• EXERCISE DIRECTIONS:
Restate the entries below word for word, omitting nothing.

___ ENTRIES SHOWN

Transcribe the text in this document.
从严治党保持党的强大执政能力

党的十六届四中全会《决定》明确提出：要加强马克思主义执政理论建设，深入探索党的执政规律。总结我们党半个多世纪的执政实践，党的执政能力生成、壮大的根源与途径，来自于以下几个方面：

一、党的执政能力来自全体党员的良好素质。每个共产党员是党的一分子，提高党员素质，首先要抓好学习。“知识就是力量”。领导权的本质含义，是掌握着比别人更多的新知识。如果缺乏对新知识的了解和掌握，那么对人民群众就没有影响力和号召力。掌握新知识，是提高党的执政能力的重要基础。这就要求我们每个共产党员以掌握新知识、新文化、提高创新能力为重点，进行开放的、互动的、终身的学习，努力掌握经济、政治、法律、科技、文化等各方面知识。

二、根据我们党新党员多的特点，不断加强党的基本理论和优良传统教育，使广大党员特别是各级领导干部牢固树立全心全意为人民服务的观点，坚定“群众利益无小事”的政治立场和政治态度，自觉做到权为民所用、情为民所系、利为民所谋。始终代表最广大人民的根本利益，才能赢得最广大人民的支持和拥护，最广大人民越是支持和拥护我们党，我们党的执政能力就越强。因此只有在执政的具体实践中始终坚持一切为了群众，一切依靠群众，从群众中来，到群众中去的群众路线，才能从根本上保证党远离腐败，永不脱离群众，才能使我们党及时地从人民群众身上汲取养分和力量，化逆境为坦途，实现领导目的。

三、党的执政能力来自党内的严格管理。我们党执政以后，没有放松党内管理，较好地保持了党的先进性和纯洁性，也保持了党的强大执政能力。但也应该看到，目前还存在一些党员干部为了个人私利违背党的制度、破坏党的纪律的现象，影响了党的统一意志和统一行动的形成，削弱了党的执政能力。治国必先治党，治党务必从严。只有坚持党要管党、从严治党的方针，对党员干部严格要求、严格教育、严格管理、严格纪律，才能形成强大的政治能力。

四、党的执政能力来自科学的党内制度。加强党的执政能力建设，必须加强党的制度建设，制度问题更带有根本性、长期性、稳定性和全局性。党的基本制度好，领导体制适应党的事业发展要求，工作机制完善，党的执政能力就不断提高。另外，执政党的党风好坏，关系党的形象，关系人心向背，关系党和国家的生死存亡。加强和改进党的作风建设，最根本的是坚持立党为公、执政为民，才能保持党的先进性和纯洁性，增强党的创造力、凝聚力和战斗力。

______

• RESPONSE BELOW:
Transcribe the text in this document.
从严治党保持党的强大执政能力

党的十六届四中全会《决定》明确提出：要加强马克思主义执政理论建设，深入探索党的执政规律。总结我们党半个多世纪的执政实践，党的执政能力生成、壮大的根源与途径，来自于以下几个方面：

一、党的执政能力来自全体党员的良好素质。每个共产党员是党的一分子，提高党员素质，首先要抓好学习。“知识就是力量”。领导权的本质含义，是掌握着比别人更多的新知识。如果缺乏对新知识的了解和掌握，那么对人民群众就没有影响力和号召力。掌握新知识，是提高党的执政能力的重要基础。这就要求我们每个共产党员以掌握新知识、新文化、提高创新能力为重点，进行开放的、互动的、终身的学习，努力掌握经济、政治、法律、科技、文化等各方面知识。

二、根据我们党新党员多的特点，不断加强党的基本理论和优良传统教育，使广大党员特别是各级领导干部牢固树立全心全意为人民服务的观点，坚定“群众利益无小事”的政治立场和政治态度，自觉做到权为民所用、情为民所系、利为民所谋。始终代表最广大人民的根本利益，才能赢得最广大人民的支持和拥护，最广大人民越是支持和拥护我们党，我们党的执政能力就越强。因此只有在执政的具体实践中始终坚持一切为了群众，一切依靠群众，从群众中来，到群众中去的群众路线，才能从根本上保证党远离腐败，永不脱离群众，才能使我们党及时地从人民群众身上汲取养分和力量，化逆境为坦途，实现领导目的。

三、党的执政能力来自党内的严格管理。我们党执政以后，没有放松党内管理，较好地保持了党的先进性和纯洁性，也保持了党的强大执政能力。但也应该看到，目前还存在一些党员干部为了个人私利违背党的制度、破坏党的纪律的现象，影响了党的统一意志和统一行动的形成，削弱了党的执政能力。治国必先治党，治党务必从严。只有坚持党要管党、从严治党的方针，对党员干部严格要求、严格教育、严格管理、严格纪律，才能形成强大的政治能力。

四、党的执政能力来自科学的党内制度。加强党的执政能力建设，必须加强党的制度建设，制度问题更带有根本性、长期性、稳定性和全局性。党的基本制度好，领导体制适应党的事业发展要求，工作机制完善，党的执政能力就不断提高。另外，执政党的党风好坏，关系党的形象，关系人心向背，关系党和国家的生死存亡。加强和改进党的作风建设，最根本的是坚持立党为公、执政为民，才能保持党的先进性和纯洁性，增强党的创造力、凝聚力和战斗力。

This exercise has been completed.